#### Problem:
In the copy, include every entry exactly but none of the images.

· · · · ·

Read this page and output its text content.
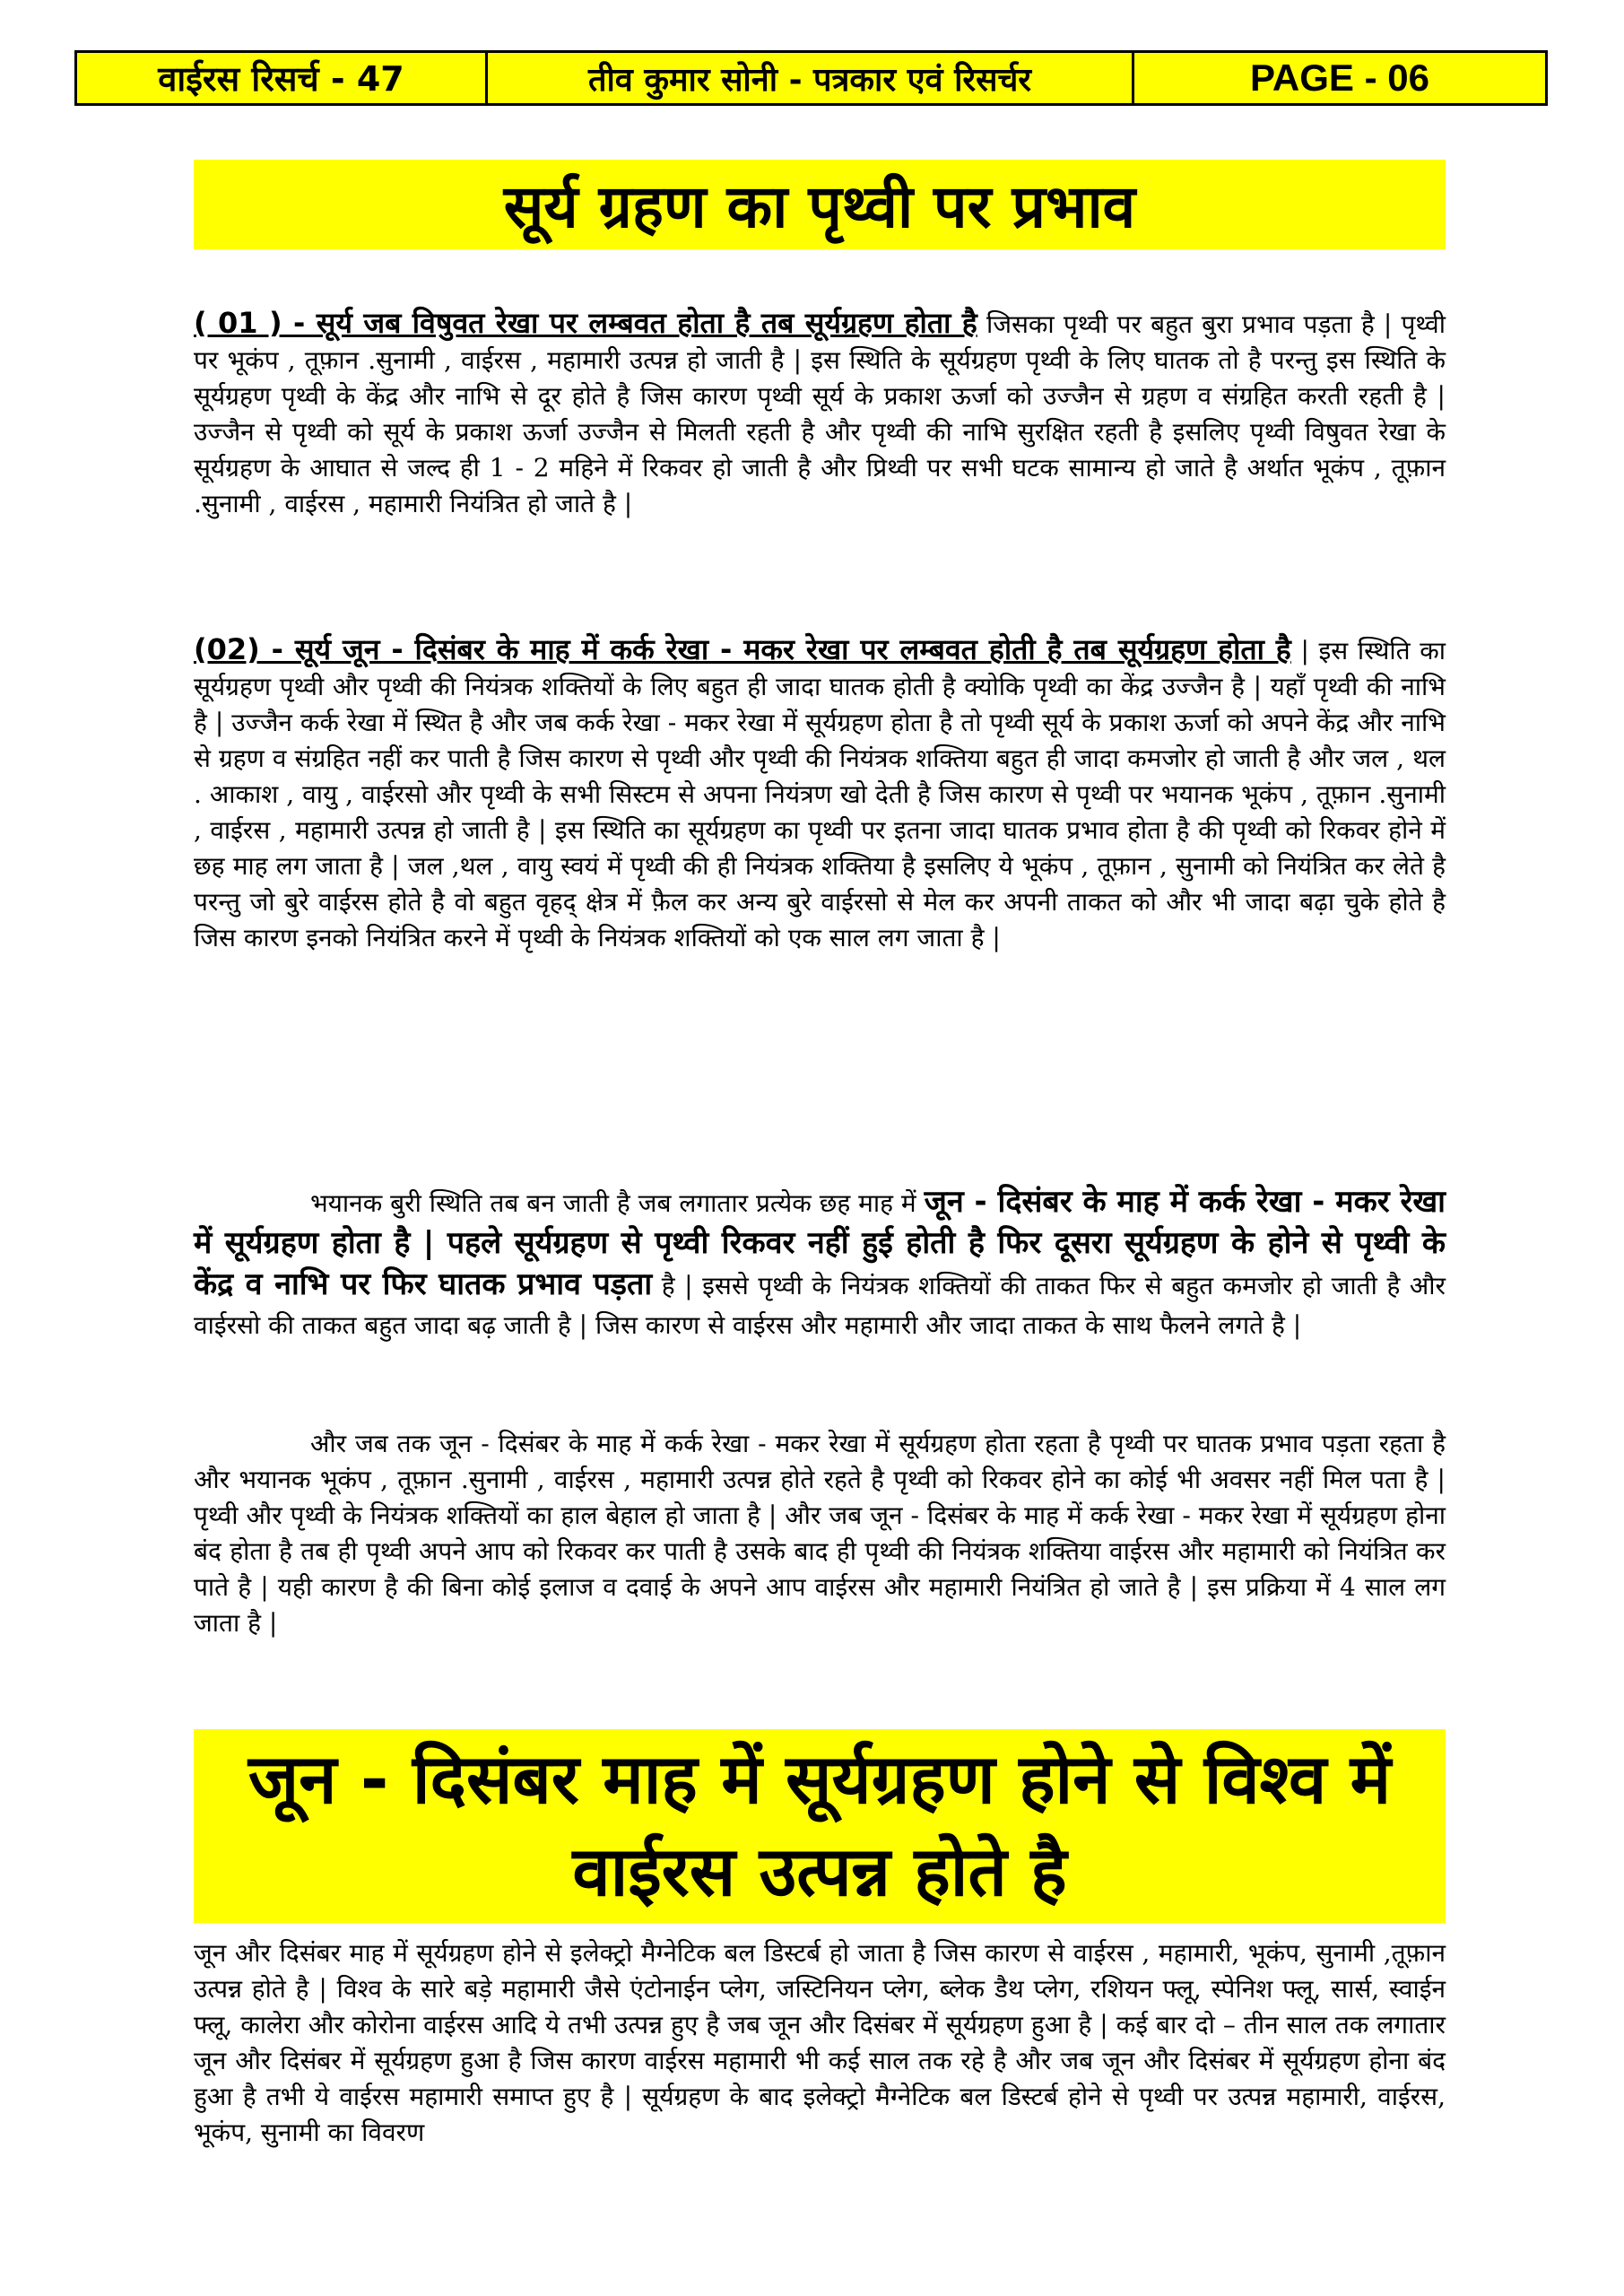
वाईरस रिसर्च - 47	तीव कुमार सोनी - पत्रकार एवं रिसर्चर	PAGE - 06
सूर्य ग्रहण का पृथ्वी पर प्रभाव

( 01 ) - सूर्य जब विषुवत रेखा पर लम्बवत होता है तब सूर्यग्रहण होता है जिसका पृथ्वी पर बहुत बुरा प्रभाव पड़ता है | पृथ्वी पर भूकंप , तूफ़ान .सुनामी , वाईरस , महामारी उत्पन्न हो जाती है | इस स्थिति के सूर्यग्रहण पृथ्वी के लिए घातक तो है परन्तु इस स्थिति के सूर्यग्रहण पृथ्वी के केंद्र और नाभि से दूर होते है जिस कारण पृथ्वी सूर्य के प्रकाश ऊर्जा को उज्जैन से ग्रहण व संग्रहित करती रहती है | उज्जैन से पृथ्वी को सूर्य के प्रकाश ऊर्जा उज्जैन से मिलती रहती है और पृथ्वी की नाभि सुरक्षित रहती है इसलिए पृथ्वी विषुवत रेखा के सूर्यग्रहण के आघात से जल्द ही 1 - 2 महिने में रिकवर हो जाती है और प्रिथ्वी पर सभी घटक सामान्य हो जाते है अर्थात भूकंप , तूफ़ान .सुनामी , वाईरस , महामारी नियंत्रित हो जाते है |

(02) - सूर्य जून - दिसंबर के माह में कर्क रेखा - मकर रेखा पर लम्बवत होती है तब सूर्यग्रहण होता है | इस स्थिति का सूर्यग्रहण पृथ्वी और पृथ्वी की नियंत्रक शक्तियों के लिए बहुत ही जादा घातक होती है क्योकि पृथ्वी का केंद्र उज्जैन है | यहाँ पृथ्वी की नाभि है | उज्जैन कर्क रेखा में स्थित है और जब कर्क रेखा - मकर रेखा में सूर्यग्रहण होता है तो पृथ्वी सूर्य के प्रकाश ऊर्जा को अपने केंद्र और नाभि से ग्रहण व संग्रहित नहीं कर पाती है जिस कारण से पृथ्वी और पृथ्वी की नियंत्रक शक्तिया बहुत ही जादा कमजोर हो जाती है और जल , थल . आकाश , वायु , वाईरसो और पृथ्वी के सभी सिस्टम से अपना नियंत्रण खो देती है जिस कारण से पृथ्वी पर भयानक भूकंप , तूफ़ान .सुनामी , वाईरस , महामारी उत्पन्न हो जाती है | इस स्थिति का सूर्यग्रहण का पृथ्वी पर इतना जादा घातक प्रभाव होता है की पृथ्वी को रिकवर होने में छह माह लग जाता है | जल ,थल , वायु स्वयं में पृथ्वी की ही नियंत्रक शक्तिया है इसलिए ये भूकंप , तूफ़ान , सुनामी को नियंत्रित कर लेते है परन्तु जो बुरे वाईरस होते है वो बहुत वृहद् क्षेत्र में फ़ैल कर अन्य बुरे वाईरसो से मेल कर अपनी ताकत को और भी जादा बढ़ा चुके होते है जिस कारण इनको नियंत्रित करने में पृथ्वी के नियंत्रक शक्तियों को एक साल लग जाता है |

भयानक बुरी स्थिति तब बन जाती है जब लगातार प्रत्येक छह माह में जून - दिसंबर के माह में कर्क रेखा - मकर रेखा में सूर्यग्रहण होता है | पहले सूर्यग्रहण से पृथ्वी रिकवर नहीं हुई होती है फिर दूसरा सूर्यग्रहण के होने से पृथ्वी के केंद्र व नाभि पर फिर घातक प्रभाव पड़ता है | इससे पृथ्वी के नियंत्रक शक्तियों की ताकत फिर से बहुत कमजोर हो जाती है और वाईरसो की ताकत बहुत जादा बढ़ जाती है | जिस कारण से वाईरस और महामारी और जादा ताकत के साथ फैलने लगते है |

और जब तक जून - दिसंबर के माह में कर्क रेखा - मकर रेखा में सूर्यग्रहण होता रहता है पृथ्वी पर घातक प्रभाव पड़ता रहता है और भयानक भूकंप , तूफ़ान .सुनामी , वाईरस , महामारी उत्पन्न होते रहते है पृथ्वी को रिकवर होने का कोई भी अवसर नहीं मिल पता है | पृथ्वी और पृथ्वी के नियंत्रक शक्तियों का हाल बेहाल हो जाता है | और जब जून - दिसंबर के माह में कर्क रेखा - मकर रेखा में सूर्यग्रहण होना बंद होता है तब ही पृथ्वी अपने आप को रिकवर कर पाती है उसके बाद ही पृथ्वी की नियंत्रक शक्तिया वाईरस और महामारी को नियंत्रित कर पाते है | यही कारण है की बिना कोई इलाज व दवाई के अपने आप वाईरस और महामारी नियंत्रित हो जाते है | इस प्रक्रिया में 4 साल लग जाता है |

जून - दिसंबर माह में सूर्यग्रहण होने से विश्व में वाईरस उत्पन्न होते है

जून और दिसंबर माह में सूर्यग्रहण होने से इलेक्ट्रो मैग्नेटिक बल डिस्टर्ब हो जाता है जिस कारण से वाईरस , महामारी, भूकंप, सुनामी ,तूफ़ान उत्पन्न होते है | विश्व के सारे बड़े महामारी जैसे एंटोनाईन प्लेग, जस्टिनियन प्लेग, ब्लेक डैथ प्लेग, रशियन फ्लू, स्पेनिश फ्लू, सार्स, स्वाईन फ्लू, कालेरा और कोरोना वाईरस आदि ये तभी उत्पन्न हुए है जब जून और दिसंबर में सूर्यग्रहण हुआ है | कई बार दो – तीन साल तक लगातार जून और दिसंबर में सूर्यग्रहण हुआ है जिस कारण वाईरस महामारी भी कई साल तक रहे है और जब जून और दिसंबर में सूर्यग्रहण होना बंद हुआ है तभी ये वाईरस महामारी समाप्त हुए है | सूर्यग्रहण के बाद इलेक्ट्रो मैग्नेटिक बल डिस्टर्ब होने से पृथ्वी पर उत्पन्न महामारी, वाईरस, भूकंप, सुनामी का विवरण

· · · · ·

#### Answer to the exercise:
Read this page and output its text content.
वाईरस रिसर्च - 47	तीव कुमार सोनी - पत्रकार एवं रिसर्चर	PAGE - 06
सूर्य ग्रहण का पृथ्वी पर प्रभाव

( 01 ) - सूर्य जब विषुवत रेखा पर लम्बवत होता है तब सूर्यग्रहण होता है जिसका पृथ्वी पर बहुत बुरा प्रभाव पड़ता है | पृथ्वी पर भूकंप , तूफ़ान .सुनामी , वाईरस , महामारी उत्पन्न हो जाती है | इस स्थिति के सूर्यग्रहण पृथ्वी के लिए घातक तो है परन्तु इस स्थिति के सूर्यग्रहण पृथ्वी के केंद्र और नाभि से दूर होते है जिस कारण पृथ्वी सूर्य के प्रकाश ऊर्जा को उज्जैन से ग्रहण व संग्रहित करती रहती है | उज्जैन से पृथ्वी को सूर्य के प्रकाश ऊर्जा उज्जैन से मिलती रहती है और पृथ्वी की नाभि सुरक्षित रहती है इसलिए पृथ्वी विषुवत रेखा के सूर्यग्रहण के आघात से जल्द ही 1 - 2 महिने में रिकवर हो जाती है और प्रिथ्वी पर सभी घटक सामान्य हो जाते है अर्थात भूकंप , तूफ़ान .सुनामी , वाईरस , महामारी नियंत्रित हो जाते है |

(02) - सूर्य जून - दिसंबर के माह में कर्क रेखा - मकर रेखा पर लम्बवत होती है तब सूर्यग्रहण होता है | इस स्थिति का सूर्यग्रहण पृथ्वी और पृथ्वी की नियंत्रक शक्तियों के लिए बहुत ही जादा घातक होती है क्योकि पृथ्वी का केंद्र उज्जैन है | यहाँ पृथ्वी की नाभि है | उज्जैन कर्क रेखा में स्थित है और जब कर्क रेखा - मकर रेखा में सूर्यग्रहण होता है तो पृथ्वी सूर्य के प्रकाश ऊर्जा को अपने केंद्र और नाभि से ग्रहण व संग्रहित नहीं कर पाती है जिस कारण से पृथ्वी और पृथ्वी की नियंत्रक शक्तिया बहुत ही जादा कमजोर हो जाती है और जल , थल . आकाश , वायु , वाईरसो और पृथ्वी के सभी सिस्टम से अपना नियंत्रण खो देती है जिस कारण से पृथ्वी पर भयानक भूकंप , तूफ़ान .सुनामी , वाईरस , महामारी उत्पन्न हो जाती है | इस स्थिति का सूर्यग्रहण का पृथ्वी पर इतना जादा घातक प्रभाव होता है की पृथ्वी को रिकवर होने में छह माह लग जाता है | जल ,थल , वायु स्वयं में पृथ्वी की ही नियंत्रक शक्तिया है इसलिए ये भूकंप , तूफ़ान , सुनामी को नियंत्रित कर लेते है परन्तु जो बुरे वाईरस होते है वो बहुत वृहद् क्षेत्र में फ़ैल कर अन्य बुरे वाईरसो से मेल कर अपनी ताकत को और भी जादा बढ़ा चुके होते है जिस कारण इनको नियंत्रित करने में पृथ्वी के नियंत्रक शक्तियों को एक साल लग जाता है |

भयानक बुरी स्थिति तब बन जाती है जब लगातार प्रत्येक छह माह में जून - दिसंबर के माह में कर्क रेखा - मकर रेखा में सूर्यग्रहण होता है | पहले सूर्यग्रहण से पृथ्वी रिकवर नहीं हुई होती है फिर दूसरा सूर्यग्रहण के होने से पृथ्वी के केंद्र व नाभि पर फिर घातक प्रभाव पड़ता है | इससे पृथ्वी के नियंत्रक शक्तियों की ताकत फिर से बहुत कमजोर हो जाती है और वाईरसो की ताकत बहुत जादा बढ़ जाती है | जिस कारण से वाईरस और महामारी और जादा ताकत के साथ फैलने लगते है |

और जब तक जून - दिसंबर के माह में कर्क रेखा - मकर रेखा में सूर्यग्रहण होता रहता है पृथ्वी पर घातक प्रभाव पड़ता रहता है और भयानक भूकंप , तूफ़ान .सुनामी , वाईरस , महामारी उत्पन्न होते रहते है पृथ्वी को रिकवर होने का कोई भी अवसर नहीं मिल पता है | पृथ्वी और पृथ्वी के नियंत्रक शक्तियों का हाल बेहाल हो जाता है | और जब जून - दिसंबर के माह में कर्क रेखा - मकर रेखा में सूर्यग्रहण होना बंद होता है तब ही पृथ्वी अपने आप को रिकवर कर पाती है उसके बाद ही पृथ्वी की नियंत्रक शक्तिया वाईरस और महामारी को नियंत्रित कर पाते है | यही कारण है की बिना कोई इलाज व दवाई के अपने आप वाईरस और महामारी नियंत्रित हो जाते है | इस प्रक्रिया में 4 साल लग जाता है |

जून - दिसंबर माह में सूर्यग्रहण होने से विश्व में वाईरस उत्पन्न होते है

जून और दिसंबर माह में सूर्यग्रहण होने से इलेक्ट्रो मैग्नेटिक बल डिस्टर्ब हो जाता है जिस कारण से वाईरस , महामारी, भूकंप, सुनामी ,तूफ़ान उत्पन्न होते है | विश्व के सारे बड़े महामारी जैसे एंटोनाईन प्लेग, जस्टिनियन प्लेग, ब्लेक डैथ प्लेग, रशियन फ्लू, स्पेनिश फ्लू, सार्स, स्वाईन फ्लू, कालेरा और कोरोना वाईरस आदि ये तभी उत्पन्न हुए है जब जून और दिसंबर में सूर्यग्रहण हुआ है | कई बार दो – तीन साल तक लगातार जून और दिसंबर में सूर्यग्रहण हुआ है जिस कारण वाईरस महामारी भी कई साल तक रहे है और जब जून और दिसंबर में सूर्यग्रहण होना बंद हुआ है तभी ये वाईरस महामारी समाप्त हुए है | सूर्यग्रहण के बाद इलेक्ट्रो मैग्नेटिक बल डिस्टर्ब होने से पृथ्वी पर उत्पन्न महामारी, वाईरस, भूकंप, सुनामी का विवरण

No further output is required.